_TASK PROMPT_:
Repeat the listing in full, preserving every character.

_INPUT RECORDS_:
start

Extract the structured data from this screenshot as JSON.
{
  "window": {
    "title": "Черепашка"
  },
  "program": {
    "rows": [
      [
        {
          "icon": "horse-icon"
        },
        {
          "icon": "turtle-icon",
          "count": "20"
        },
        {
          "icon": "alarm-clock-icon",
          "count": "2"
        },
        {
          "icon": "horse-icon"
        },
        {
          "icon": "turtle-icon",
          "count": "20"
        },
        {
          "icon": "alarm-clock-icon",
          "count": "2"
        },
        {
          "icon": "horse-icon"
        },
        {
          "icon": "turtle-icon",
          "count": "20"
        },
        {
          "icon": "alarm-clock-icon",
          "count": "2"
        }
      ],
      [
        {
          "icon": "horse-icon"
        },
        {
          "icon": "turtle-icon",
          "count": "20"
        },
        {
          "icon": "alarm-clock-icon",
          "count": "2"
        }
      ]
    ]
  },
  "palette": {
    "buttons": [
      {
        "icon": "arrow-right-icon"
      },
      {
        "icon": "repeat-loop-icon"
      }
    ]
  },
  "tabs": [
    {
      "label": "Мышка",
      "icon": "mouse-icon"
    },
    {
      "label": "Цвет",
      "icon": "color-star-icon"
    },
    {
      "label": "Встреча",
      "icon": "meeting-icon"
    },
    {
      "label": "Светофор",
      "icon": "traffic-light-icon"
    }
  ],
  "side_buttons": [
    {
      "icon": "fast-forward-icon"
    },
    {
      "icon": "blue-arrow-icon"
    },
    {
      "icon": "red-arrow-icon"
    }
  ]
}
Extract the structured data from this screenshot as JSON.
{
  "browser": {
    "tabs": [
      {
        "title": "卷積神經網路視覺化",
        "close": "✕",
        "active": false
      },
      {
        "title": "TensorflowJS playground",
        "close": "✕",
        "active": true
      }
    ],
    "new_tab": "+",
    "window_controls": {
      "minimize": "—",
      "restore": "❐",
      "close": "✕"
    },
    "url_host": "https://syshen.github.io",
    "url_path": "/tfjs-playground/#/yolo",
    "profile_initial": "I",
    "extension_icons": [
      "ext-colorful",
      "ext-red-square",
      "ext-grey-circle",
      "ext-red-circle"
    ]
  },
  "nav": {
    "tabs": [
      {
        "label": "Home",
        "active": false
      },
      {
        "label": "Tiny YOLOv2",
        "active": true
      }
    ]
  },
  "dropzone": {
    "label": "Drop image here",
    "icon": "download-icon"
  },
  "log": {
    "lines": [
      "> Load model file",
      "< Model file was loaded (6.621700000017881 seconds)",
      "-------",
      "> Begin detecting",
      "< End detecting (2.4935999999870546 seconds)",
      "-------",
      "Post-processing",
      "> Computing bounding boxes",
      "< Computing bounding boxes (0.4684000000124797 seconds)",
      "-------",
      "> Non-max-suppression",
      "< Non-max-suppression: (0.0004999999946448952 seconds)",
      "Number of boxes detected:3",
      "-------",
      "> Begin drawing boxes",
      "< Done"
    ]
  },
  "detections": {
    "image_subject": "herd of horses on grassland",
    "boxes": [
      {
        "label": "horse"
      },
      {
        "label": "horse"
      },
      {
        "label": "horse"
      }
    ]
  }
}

end

_RESPONSE TO THIS TASK_:
Extract the structured data from this screenshot as JSON.
{
  "window": {
    "title": "Черепашка"
  },
  "program": {
    "rows": [
      [
        {
          "icon": "horse-icon"
        },
        {
          "icon": "turtle-icon",
          "count": "20"
        },
        {
          "icon": "alarm-clock-icon",
          "count": "2"
        },
        {
          "icon": "horse-icon"
        },
        {
          "icon": "turtle-icon",
          "count": "20"
        },
        {
          "icon": "alarm-clock-icon",
          "count": "2"
        },
        {
          "icon": "horse-icon"
        },
        {
          "icon": "turtle-icon",
          "count": "20"
        },
        {
          "icon": "alarm-clock-icon",
          "count": "2"
        }
      ],
      [
        {
          "icon": "horse-icon"
        },
        {
          "icon": "turtle-icon",
          "count": "20"
        },
        {
          "icon": "alarm-clock-icon",
          "count": "2"
        }
      ]
    ]
  },
  "palette": {
    "buttons": [
      {
        "icon": "arrow-right-icon"
      },
      {
        "icon": "repeat-loop-icon"
      }
    ]
  },
  "tabs": [
    {
      "label": "Мышка",
      "icon": "mouse-icon"
    },
    {
      "label": "Цвет",
      "icon": "color-star-icon"
    },
    {
      "label": "Встреча",
      "icon": "meeting-icon"
    },
    {
      "label": "Светофор",
      "icon": "traffic-light-icon"
    }
  ],
  "side_buttons": [
    {
      "icon": "fast-forward-icon"
    },
    {
      "icon": "blue-arrow-icon"
    },
    {
      "icon": "red-arrow-icon"
    }
  ]
}
Extract the structured data from this screenshot as JSON.
{
  "browser": {
    "tabs": [
      {
        "title": "卷積神經網路視覺化",
        "close": "✕",
        "active": false
      },
      {
        "title": "TensorflowJS playground",
        "close": "✕",
        "active": true
      }
    ],
    "new_tab": "+",
    "window_controls": {
      "minimize": "—",
      "restore": "❐",
      "close": "✕"
    },
    "url_host": "https://syshen.github.io",
    "url_path": "/tfjs-playground/#/yolo",
    "profile_initial": "I",
    "extension_icons": [
      "ext-colorful",
      "ext-red-square",
      "ext-grey-circle",
      "ext-red-circle"
    ]
  },
  "nav": {
    "tabs": [
      {
        "label": "Home",
        "active": false
      },
      {
        "label": "Tiny YOLOv2",
        "active": true
      }
    ]
  },
  "dropzone": {
    "label": "Drop image here",
    "icon": "download-icon"
  },
  "log": {
    "lines": [
      "> Load model file",
      "< Model file was loaded (6.621700000017881 seconds)",
      "-------",
      "> Begin detecting",
      "< End detecting (2.4935999999870546 seconds)",
      "-------",
      "Post-processing",
      "> Computing bounding boxes",
      "< Computing bounding boxes (0.4684000000124797 seconds)",
      "-------",
      "> Non-max-suppression",
      "< Non-max-suppression: (0.0004999999946448952 seconds)",
      "Number of boxes detected:3",
      "-------",
      "> Begin drawing boxes",
      "< Done"
    ]
  },
  "detections": {
    "image_subject": "herd of horses on grassland",
    "boxes": [
      {
        "label": "horse"
      },
      {
        "label": "horse"
      },
      {
        "label": "horse"
      }
    ]
  }
}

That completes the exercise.